Nothing in the data should change when you return it, but leave the pictures out.
====== MATERIAL ======
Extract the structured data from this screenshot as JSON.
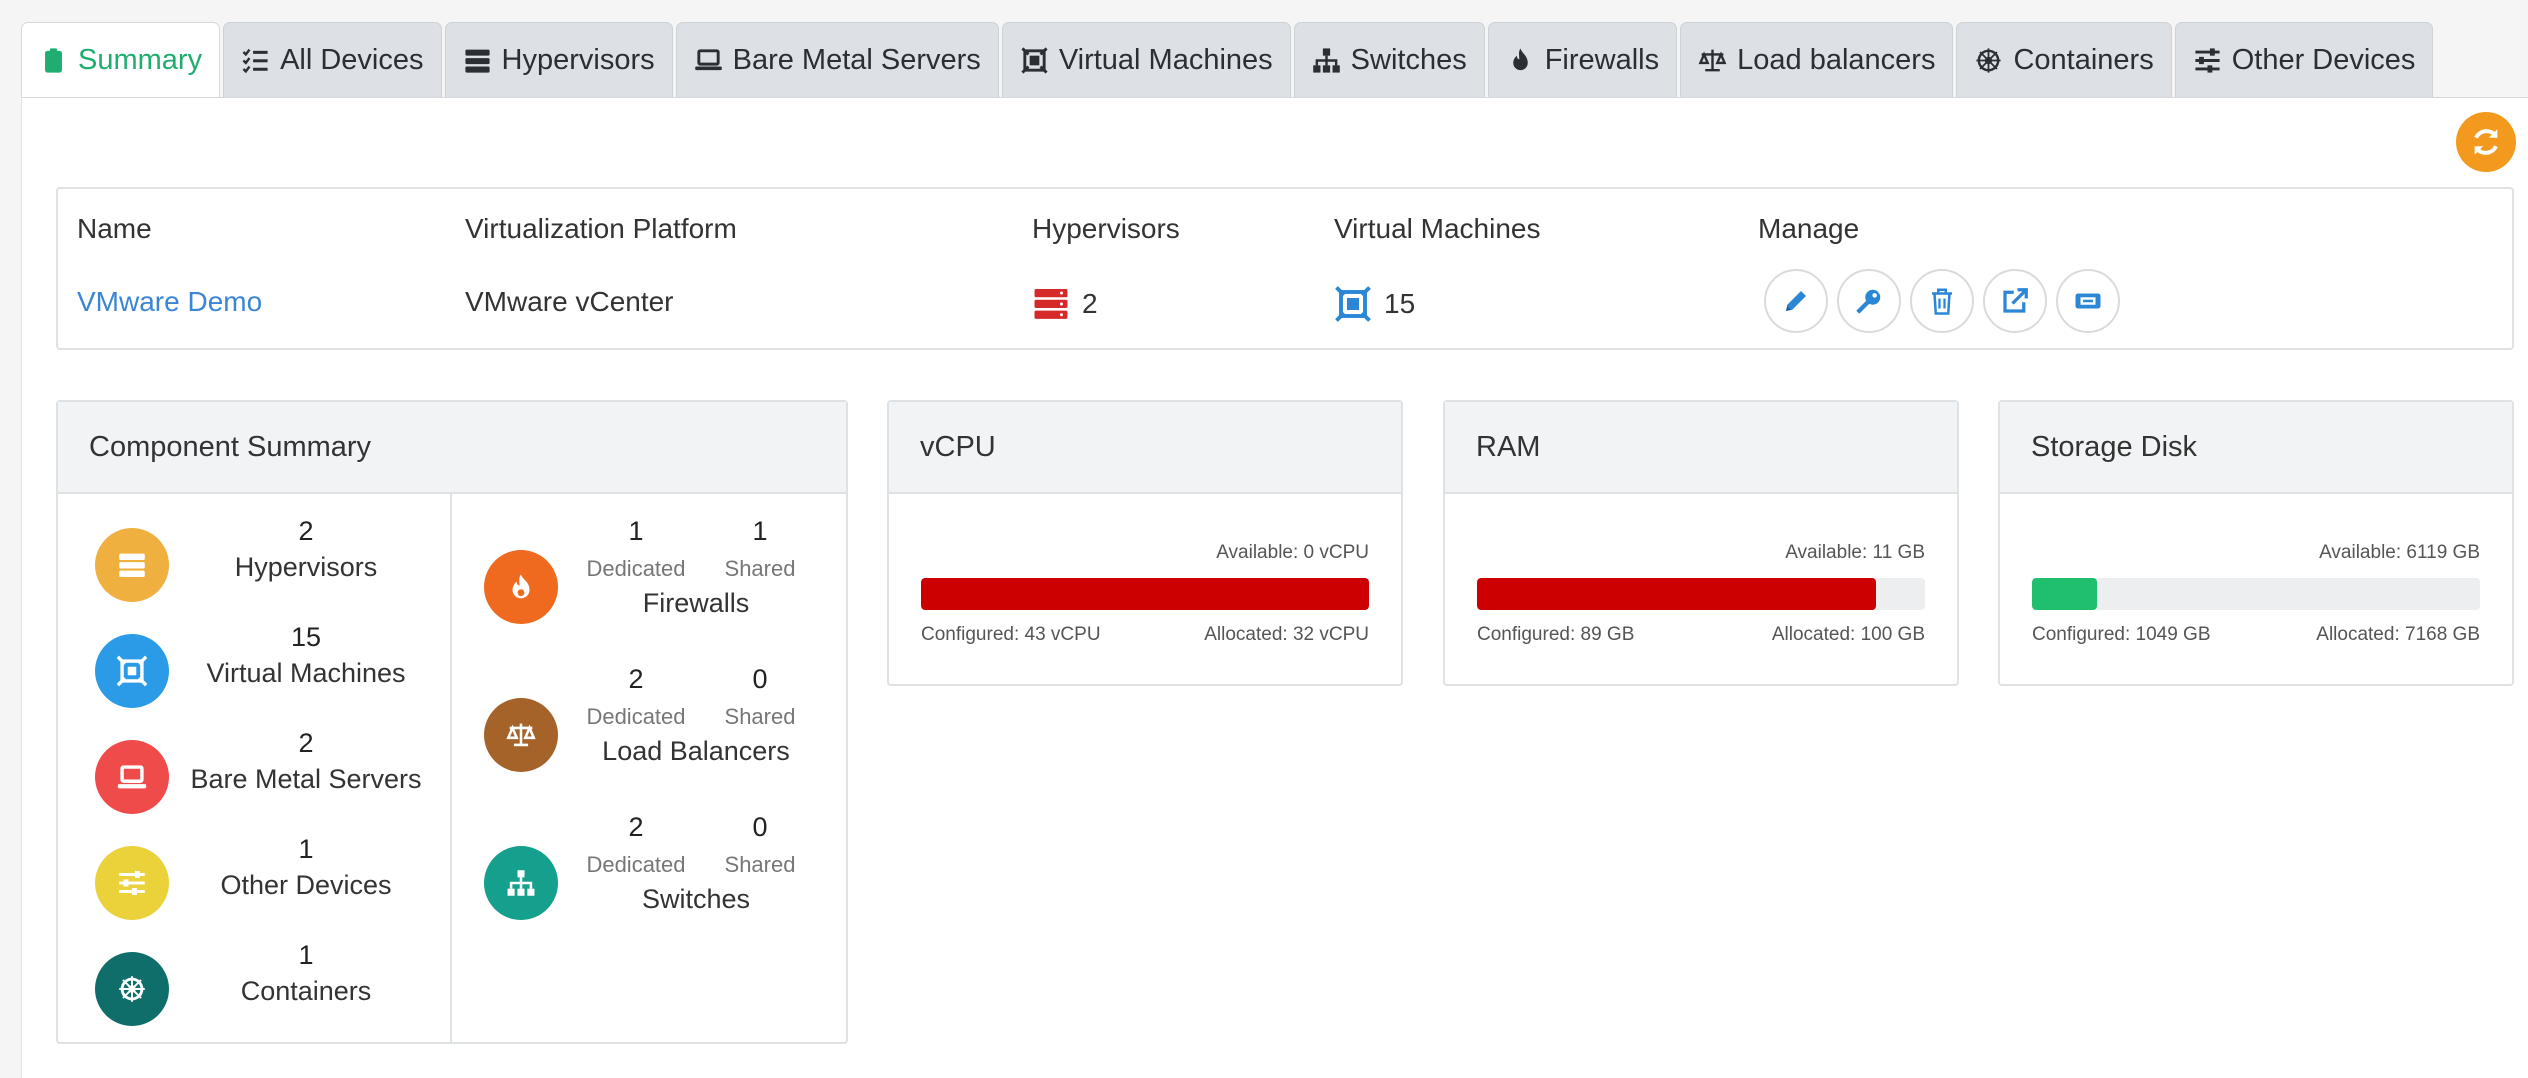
{
  "colors": {
    "accent_green": "#1fae6f",
    "link_blue": "#3b86d4",
    "refresh_orange": "#f39a1e",
    "bar_red": "#cc0000",
    "bar_green": "#1fbf6e"
  },
  "tabs": [
    {
      "label": "Summary",
      "icon": "clipboard-icon",
      "active": true
    },
    {
      "label": "All Devices",
      "icon": "checklist-icon"
    },
    {
      "label": "Hypervisors",
      "icon": "server-stack-icon"
    },
    {
      "label": "Bare Metal Servers",
      "icon": "laptop-icon"
    },
    {
      "label": "Virtual Machines",
      "icon": "vm-icon"
    },
    {
      "label": "Switches",
      "icon": "network-tree-icon"
    },
    {
      "label": "Firewalls",
      "icon": "flame-icon"
    },
    {
      "label": "Load balancers",
      "icon": "balance-scale-icon"
    },
    {
      "label": "Containers",
      "icon": "helm-icon"
    },
    {
      "label": "Other Devices",
      "icon": "sliders-icon"
    }
  ],
  "platform": {
    "headers": {
      "name": "Name",
      "platform": "Virtualization Platform",
      "hypervisors": "Hypervisors",
      "vms": "Virtual Machines",
      "manage": "Manage"
    },
    "row": {
      "name": "VMware Demo",
      "platform": "VMware vCenter",
      "hypervisors": "2",
      "vms": "15"
    },
    "manage_icons": [
      "pencil-icon",
      "key-icon",
      "trash-icon",
      "external-link-icon",
      "console-icon"
    ]
  },
  "component_summary": {
    "title": "Component Summary",
    "left": [
      {
        "count": "2",
        "label": "Hypervisors",
        "icon": "server-stack-icon",
        "color": "#f0b03f"
      },
      {
        "count": "15",
        "label": "Virtual Machines",
        "icon": "vm-icon",
        "color": "#2b9be8"
      },
      {
        "count": "2",
        "label": "Bare Metal Servers",
        "icon": "laptop-icon",
        "color": "#f04b4b"
      },
      {
        "count": "1",
        "label": "Other Devices",
        "icon": "sliders-icon",
        "color": "#ebd13a"
      },
      {
        "count": "1",
        "label": "Containers",
        "icon": "helm-icon",
        "color": "#0f6e6a"
      }
    ],
    "right": [
      {
        "dedicated": "1",
        "shared": "1",
        "label": "Firewalls",
        "icon": "flame-icon",
        "color": "#ef6a1e"
      },
      {
        "dedicated": "2",
        "shared": "0",
        "label": "Load Balancers",
        "icon": "balance-scale-icon",
        "color": "#a5632a"
      },
      {
        "dedicated": "2",
        "shared": "0",
        "label": "Switches",
        "icon": "network-tree-icon",
        "color": "#14a08c"
      }
    ],
    "dedicated_label": "Dedicated",
    "shared_label": "Shared"
  },
  "resources": [
    {
      "title": "vCPU",
      "available": "Available: 0 vCPU",
      "configured": "Configured: 43 vCPU",
      "allocated": "Allocated: 32 vCPU",
      "fill_fraction": 1.0,
      "color": "#cc0000"
    },
    {
      "title": "RAM",
      "available": "Available: 11 GB",
      "configured": "Configured: 89 GB",
      "allocated": "Allocated: 100 GB",
      "fill_fraction": 0.89,
      "color": "#cc0000"
    },
    {
      "title": "Storage Disk",
      "available": "Available: 6119 GB",
      "configured": "Configured: 1049 GB",
      "allocated": "Allocated: 7168 GB",
      "fill_fraction": 0.146,
      "color": "#1fbf6e"
    }
  ]
}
======
• CORRECT RESPONSE:
Extract the structured data from this screenshot as JSON.
{
  "colors": {
    "accent_green": "#1fae6f",
    "link_blue": "#3b86d4",
    "refresh_orange": "#f39a1e",
    "bar_red": "#cc0000",
    "bar_green": "#1fbf6e"
  },
  "tabs": [
    {
      "label": "Summary",
      "icon": "clipboard-icon",
      "active": true
    },
    {
      "label": "All Devices",
      "icon": "checklist-icon"
    },
    {
      "label": "Hypervisors",
      "icon": "server-stack-icon"
    },
    {
      "label": "Bare Metal Servers",
      "icon": "laptop-icon"
    },
    {
      "label": "Virtual Machines",
      "icon": "vm-icon"
    },
    {
      "label": "Switches",
      "icon": "network-tree-icon"
    },
    {
      "label": "Firewalls",
      "icon": "flame-icon"
    },
    {
      "label": "Load balancers",
      "icon": "balance-scale-icon"
    },
    {
      "label": "Containers",
      "icon": "helm-icon"
    },
    {
      "label": "Other Devices",
      "icon": "sliders-icon"
    }
  ],
  "platform": {
    "headers": {
      "name": "Name",
      "platform": "Virtualization Platform",
      "hypervisors": "Hypervisors",
      "vms": "Virtual Machines",
      "manage": "Manage"
    },
    "row": {
      "name": "VMware Demo",
      "platform": "VMware vCenter",
      "hypervisors": "2",
      "vms": "15"
    },
    "manage_icons": [
      "pencil-icon",
      "key-icon",
      "trash-icon",
      "external-link-icon",
      "console-icon"
    ]
  },
  "component_summary": {
    "title": "Component Summary",
    "left": [
      {
        "count": "2",
        "label": "Hypervisors",
        "icon": "server-stack-icon",
        "color": "#f0b03f"
      },
      {
        "count": "15",
        "label": "Virtual Machines",
        "icon": "vm-icon",
        "color": "#2b9be8"
      },
      {
        "count": "2",
        "label": "Bare Metal Servers",
        "icon": "laptop-icon",
        "color": "#f04b4b"
      },
      {
        "count": "1",
        "label": "Other Devices",
        "icon": "sliders-icon",
        "color": "#ebd13a"
      },
      {
        "count": "1",
        "label": "Containers",
        "icon": "helm-icon",
        "color": "#0f6e6a"
      }
    ],
    "right": [
      {
        "dedicated": "1",
        "shared": "1",
        "label": "Firewalls",
        "icon": "flame-icon",
        "color": "#ef6a1e"
      },
      {
        "dedicated": "2",
        "shared": "0",
        "label": "Load Balancers",
        "icon": "balance-scale-icon",
        "color": "#a5632a"
      },
      {
        "dedicated": "2",
        "shared": "0",
        "label": "Switches",
        "icon": "network-tree-icon",
        "color": "#14a08c"
      }
    ],
    "dedicated_label": "Dedicated",
    "shared_label": "Shared"
  },
  "resources": [
    {
      "title": "vCPU",
      "available": "Available: 0 vCPU",
      "configured": "Configured: 43 vCPU",
      "allocated": "Allocated: 32 vCPU",
      "fill_fraction": 1.0,
      "color": "#cc0000"
    },
    {
      "title": "RAM",
      "available": "Available: 11 GB",
      "configured": "Configured: 89 GB",
      "allocated": "Allocated: 100 GB",
      "fill_fraction": 0.89,
      "color": "#cc0000"
    },
    {
      "title": "Storage Disk",
      "available": "Available: 6119 GB",
      "configured": "Configured: 1049 GB",
      "allocated": "Allocated: 7168 GB",
      "fill_fraction": 0.146,
      "color": "#1fbf6e"
    }
  ]
}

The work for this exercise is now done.